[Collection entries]

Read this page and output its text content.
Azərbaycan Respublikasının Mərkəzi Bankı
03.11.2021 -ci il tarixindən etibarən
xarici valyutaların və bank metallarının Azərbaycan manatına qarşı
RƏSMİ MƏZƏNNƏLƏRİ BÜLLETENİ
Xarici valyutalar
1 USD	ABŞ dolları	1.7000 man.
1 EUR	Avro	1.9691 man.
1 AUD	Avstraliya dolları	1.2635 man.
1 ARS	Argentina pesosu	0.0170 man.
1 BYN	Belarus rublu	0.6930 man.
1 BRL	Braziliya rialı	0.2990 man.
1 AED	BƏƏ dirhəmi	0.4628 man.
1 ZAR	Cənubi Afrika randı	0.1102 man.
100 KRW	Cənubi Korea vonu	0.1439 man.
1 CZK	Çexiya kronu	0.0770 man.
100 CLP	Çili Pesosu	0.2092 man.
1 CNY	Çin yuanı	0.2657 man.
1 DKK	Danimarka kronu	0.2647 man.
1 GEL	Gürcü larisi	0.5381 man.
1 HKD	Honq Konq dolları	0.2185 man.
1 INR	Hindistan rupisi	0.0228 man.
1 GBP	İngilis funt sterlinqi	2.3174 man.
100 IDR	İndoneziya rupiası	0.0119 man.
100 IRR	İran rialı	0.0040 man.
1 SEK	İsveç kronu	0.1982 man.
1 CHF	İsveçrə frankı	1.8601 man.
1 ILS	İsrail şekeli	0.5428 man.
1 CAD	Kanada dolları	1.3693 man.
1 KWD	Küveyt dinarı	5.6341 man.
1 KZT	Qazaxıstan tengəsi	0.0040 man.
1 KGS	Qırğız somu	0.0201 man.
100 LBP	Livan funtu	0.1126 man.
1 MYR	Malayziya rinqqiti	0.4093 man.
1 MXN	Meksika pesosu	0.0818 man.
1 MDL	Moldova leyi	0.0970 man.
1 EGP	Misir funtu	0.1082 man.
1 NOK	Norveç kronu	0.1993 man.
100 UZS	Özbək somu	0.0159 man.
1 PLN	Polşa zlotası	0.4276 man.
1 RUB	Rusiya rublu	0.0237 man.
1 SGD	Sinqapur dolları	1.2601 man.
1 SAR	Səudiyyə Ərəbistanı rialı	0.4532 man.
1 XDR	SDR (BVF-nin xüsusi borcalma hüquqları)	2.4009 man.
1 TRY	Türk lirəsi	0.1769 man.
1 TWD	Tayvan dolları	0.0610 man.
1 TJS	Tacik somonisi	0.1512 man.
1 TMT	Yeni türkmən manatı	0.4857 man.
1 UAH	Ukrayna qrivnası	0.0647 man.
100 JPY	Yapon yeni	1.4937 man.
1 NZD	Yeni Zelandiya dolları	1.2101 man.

-- Challenge --
Return what is listed above, exactly and completely.

-- Worked answer --
Read this page and output its text content.
Azərbaycan Respublikasının Mərkəzi Bankı
03.11.2021 -ci il tarixindən etibarən
xarici valyutaların və bank metallarının Azərbaycan manatına qarşı
RƏSMİ MƏZƏNNƏLƏRİ BÜLLETENİ
Xarici valyutalar
1 USD	ABŞ dolları	1.7000 man.
1 EUR	Avro	1.9691 man.
1 AUD	Avstraliya dolları	1.2635 man.
1 ARS	Argentina pesosu	0.0170 man.
1 BYN	Belarus rublu	0.6930 man.
1 BRL	Braziliya rialı	0.2990 man.
1 AED	BƏƏ dirhəmi	0.4628 man.
1 ZAR	Cənubi Afrika randı	0.1102 man.
100 KRW	Cənubi Korea vonu	0.1439 man.
1 CZK	Çexiya kronu	0.0770 man.
100 CLP	Çili Pesosu	0.2092 man.
1 CNY	Çin yuanı	0.2657 man.
1 DKK	Danimarka kronu	0.2647 man.
1 GEL	Gürcü larisi	0.5381 man.
1 HKD	Honq Konq dolları	0.2185 man.
1 INR	Hindistan rupisi	0.0228 man.
1 GBP	İngilis funt sterlinqi	2.3174 man.
100 IDR	İndoneziya rupiası	0.0119 man.
100 IRR	İran rialı	0.0040 man.
1 SEK	İsveç kronu	0.1982 man.
1 CHF	İsveçrə frankı	1.8601 man.
1 ILS	İsrail şekeli	0.5428 man.
1 CAD	Kanada dolları	1.3693 man.
1 KWD	Küveyt dinarı	5.6341 man.
1 KZT	Qazaxıstan tengəsi	0.0040 man.
1 KGS	Qırğız somu	0.0201 man.
100 LBP	Livan funtu	0.1126 man.
1 MYR	Malayziya rinqqiti	0.4093 man.
1 MXN	Meksika pesosu	0.0818 man.
1 MDL	Moldova leyi	0.0970 man.
1 EGP	Misir funtu	0.1082 man.
1 NOK	Norveç kronu	0.1993 man.
100 UZS	Özbək somu	0.0159 man.
1 PLN	Polşa zlotası	0.4276 man.
1 RUB	Rusiya rublu	0.0237 man.
1 SGD	Sinqapur dolları	1.2601 man.
1 SAR	Səudiyyə Ərəbistanı rialı	0.4532 man.
1 XDR	SDR (BVF-nin xüsusi borcalma hüquqları)	2.4009 man.
1 TRY	Türk lirəsi	0.1769 man.
1 TWD	Tayvan dolları	0.0610 man.
1 TJS	Tacik somonisi	0.1512 man.
1 TMT	Yeni türkmən manatı	0.4857 man.
1 UAH	Ukrayna qrivnası	0.0647 man.
100 JPY	Yapon yeni	1.4937 man.
1 NZD	Yeni Zelandiya dolları	1.2101 man.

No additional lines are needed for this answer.